**What to do:** Could you extract every entry below and reproduce it exactly?

**Record list:**

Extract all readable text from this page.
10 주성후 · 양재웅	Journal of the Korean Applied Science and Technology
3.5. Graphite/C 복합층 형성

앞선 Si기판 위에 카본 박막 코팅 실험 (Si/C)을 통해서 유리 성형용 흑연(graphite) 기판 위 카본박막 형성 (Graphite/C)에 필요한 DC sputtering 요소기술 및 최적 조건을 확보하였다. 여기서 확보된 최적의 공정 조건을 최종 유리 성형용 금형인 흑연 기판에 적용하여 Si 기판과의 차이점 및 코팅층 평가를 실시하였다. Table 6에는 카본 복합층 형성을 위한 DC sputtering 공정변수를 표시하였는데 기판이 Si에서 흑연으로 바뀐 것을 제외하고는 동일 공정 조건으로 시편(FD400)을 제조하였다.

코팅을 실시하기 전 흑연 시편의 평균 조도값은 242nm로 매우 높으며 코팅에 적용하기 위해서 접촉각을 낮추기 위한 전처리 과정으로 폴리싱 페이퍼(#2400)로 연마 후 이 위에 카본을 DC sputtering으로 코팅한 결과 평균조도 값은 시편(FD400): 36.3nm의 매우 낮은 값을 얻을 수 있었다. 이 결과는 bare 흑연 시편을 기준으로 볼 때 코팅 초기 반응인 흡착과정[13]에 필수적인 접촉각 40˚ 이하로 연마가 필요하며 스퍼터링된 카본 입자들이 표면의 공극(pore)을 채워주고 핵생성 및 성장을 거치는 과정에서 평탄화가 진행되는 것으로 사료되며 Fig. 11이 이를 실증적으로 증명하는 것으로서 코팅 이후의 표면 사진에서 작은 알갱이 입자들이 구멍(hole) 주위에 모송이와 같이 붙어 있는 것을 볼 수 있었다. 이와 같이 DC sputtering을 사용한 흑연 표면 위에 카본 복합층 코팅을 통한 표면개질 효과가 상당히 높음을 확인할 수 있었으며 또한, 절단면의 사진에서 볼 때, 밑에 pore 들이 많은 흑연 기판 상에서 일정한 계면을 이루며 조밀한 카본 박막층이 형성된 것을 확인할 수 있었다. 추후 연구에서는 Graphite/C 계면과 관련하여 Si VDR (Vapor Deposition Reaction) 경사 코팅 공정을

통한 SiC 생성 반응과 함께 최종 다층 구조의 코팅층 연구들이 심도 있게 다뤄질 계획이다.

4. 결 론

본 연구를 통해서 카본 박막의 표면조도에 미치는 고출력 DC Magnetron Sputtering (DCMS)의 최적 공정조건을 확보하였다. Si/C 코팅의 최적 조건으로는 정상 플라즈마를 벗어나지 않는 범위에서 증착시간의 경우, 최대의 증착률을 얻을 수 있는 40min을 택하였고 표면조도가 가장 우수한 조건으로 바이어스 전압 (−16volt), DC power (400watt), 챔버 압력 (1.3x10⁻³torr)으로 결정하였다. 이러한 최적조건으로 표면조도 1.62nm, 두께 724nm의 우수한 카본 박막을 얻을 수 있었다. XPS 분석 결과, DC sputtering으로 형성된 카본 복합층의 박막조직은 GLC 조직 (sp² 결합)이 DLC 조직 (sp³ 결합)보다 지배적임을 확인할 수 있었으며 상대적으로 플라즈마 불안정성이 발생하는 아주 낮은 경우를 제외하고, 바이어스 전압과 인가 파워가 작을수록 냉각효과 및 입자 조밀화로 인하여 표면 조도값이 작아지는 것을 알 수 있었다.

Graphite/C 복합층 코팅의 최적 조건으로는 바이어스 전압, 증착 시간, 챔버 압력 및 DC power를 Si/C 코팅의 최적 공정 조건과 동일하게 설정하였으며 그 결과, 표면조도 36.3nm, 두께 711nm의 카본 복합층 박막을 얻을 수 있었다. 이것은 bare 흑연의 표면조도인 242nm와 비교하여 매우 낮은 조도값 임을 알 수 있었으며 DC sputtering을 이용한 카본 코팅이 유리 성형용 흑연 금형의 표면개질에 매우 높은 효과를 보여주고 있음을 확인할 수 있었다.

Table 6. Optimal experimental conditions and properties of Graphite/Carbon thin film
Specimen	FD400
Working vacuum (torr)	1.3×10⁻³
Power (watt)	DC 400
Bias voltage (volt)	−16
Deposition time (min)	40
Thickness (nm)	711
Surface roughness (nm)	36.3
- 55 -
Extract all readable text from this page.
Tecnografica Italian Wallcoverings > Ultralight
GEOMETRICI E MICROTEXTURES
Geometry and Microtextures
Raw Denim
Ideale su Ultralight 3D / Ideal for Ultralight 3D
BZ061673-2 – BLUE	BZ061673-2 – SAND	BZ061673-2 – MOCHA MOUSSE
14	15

**Full output:**
Extract all readable text from this page.
10 주성후 · 양재웅	Journal of the Korean Applied Science and Technology
3.5. Graphite/C 복합층 형성

앞선 Si기판 위에 카본 박막 코팅 실험 (Si/C)을 통해서 유리 성형용 흑연(graphite) 기판 위 카본박막 형성 (Graphite/C)에 필요한 DC sputtering 요소기술 및 최적 조건을 확보하였다. 여기서 확보된 최적의 공정 조건을 최종 유리 성형용 금형인 흑연 기판에 적용하여 Si 기판과의 차이점 및 코팅층 평가를 실시하였다. Table 6에는 카본 복합층 형성을 위한 DC sputtering 공정변수를 표시하였는데 기판이 Si에서 흑연으로 바뀐 것을 제외하고는 동일 공정 조건으로 시편(FD400)을 제조하였다.

코팅을 실시하기 전 흑연 시편의 평균 조도값은 242nm로 매우 높으며 코팅에 적용하기 위해서 접촉각을 낮추기 위한 전처리 과정으로 폴리싱 페이퍼(#2400)로 연마 후 이 위에 카본을 DC sputtering으로 코팅한 결과 평균조도 값은 시편(FD400): 36.3nm의 매우 낮은 값을 얻을 수 있었다. 이 결과는 bare 흑연 시편을 기준으로 볼 때 코팅 초기 반응인 흡착과정[13]에 필수적인 접촉각 40˚ 이하로 연마가 필요하며 스퍼터링된 카본 입자들이 표면의 공극(pore)을 채워주고 핵생성 및 성장을 거치는 과정에서 평탄화가 진행되는 것으로 사료되며 Fig. 11이 이를 실증적으로 증명하는 것으로서 코팅 이후의 표면 사진에서 작은 알갱이 입자들이 구멍(hole) 주위에 모송이와 같이 붙어 있는 것을 볼 수 있었다. 이와 같이 DC sputtering을 사용한 흑연 표면 위에 카본 복합층 코팅을 통한 표면개질 효과가 상당히 높음을 확인할 수 있었으며 또한, 절단면의 사진에서 볼 때, 밑에 pore 들이 많은 흑연 기판 상에서 일정한 계면을 이루며 조밀한 카본 박막층이 형성된 것을 확인할 수 있었다. 추후 연구에서는 Graphite/C 계면과 관련하여 Si VDR (Vapor Deposition Reaction) 경사 코팅 공정을

통한 SiC 생성 반응과 함께 최종 다층 구조의 코팅층 연구들이 심도 있게 다뤄질 계획이다.

4. 결 론

본 연구를 통해서 카본 박막의 표면조도에 미치는 고출력 DC Magnetron Sputtering (DCMS)의 최적 공정조건을 확보하였다. Si/C 코팅의 최적 조건으로는 정상 플라즈마를 벗어나지 않는 범위에서 증착시간의 경우, 최대의 증착률을 얻을 수 있는 40min을 택하였고 표면조도가 가장 우수한 조건으로 바이어스 전압 (−16volt), DC power (400watt), 챔버 압력 (1.3x10⁻³torr)으로 결정하였다. 이러한 최적조건으로 표면조도 1.62nm, 두께 724nm의 우수한 카본 박막을 얻을 수 있었다. XPS 분석 결과, DC sputtering으로 형성된 카본 복합층의 박막조직은 GLC 조직 (sp² 결합)이 DLC 조직 (sp³ 결합)보다 지배적임을 확인할 수 있었으며 상대적으로 플라즈마 불안정성이 발생하는 아주 낮은 경우를 제외하고, 바이어스 전압과 인가 파워가 작을수록 냉각효과 및 입자 조밀화로 인하여 표면 조도값이 작아지는 것을 알 수 있었다.

Graphite/C 복합층 코팅의 최적 조건으로는 바이어스 전압, 증착 시간, 챔버 압력 및 DC power를 Si/C 코팅의 최적 공정 조건과 동일하게 설정하였으며 그 결과, 표면조도 36.3nm, 두께 711nm의 카본 복합층 박막을 얻을 수 있었다. 이것은 bare 흑연의 표면조도인 242nm와 비교하여 매우 낮은 조도값 임을 알 수 있었으며 DC sputtering을 이용한 카본 코팅이 유리 성형용 흑연 금형의 표면개질에 매우 높은 효과를 보여주고 있음을 확인할 수 있었다.

Table 6. Optimal experimental conditions and properties of Graphite/Carbon thin film
Specimen	FD400
Working vacuum (torr)	1.3×10⁻³
Power (watt)	DC 400
Bias voltage (volt)	−16
Deposition time (min)	40
Thickness (nm)	711
Surface roughness (nm)	36.3
- 55 -
Extract all readable text from this page.
Tecnografica Italian Wallcoverings > Ultralight
GEOMETRICI E MICROTEXTURES
Geometry and Microtextures
Raw Denim
Ideale su Ultralight 3D / Ideal for Ultralight 3D
BZ061673-2 – BLUE	BZ061673-2 – SAND	BZ061673-2 – MOCHA MOUSSE
14	15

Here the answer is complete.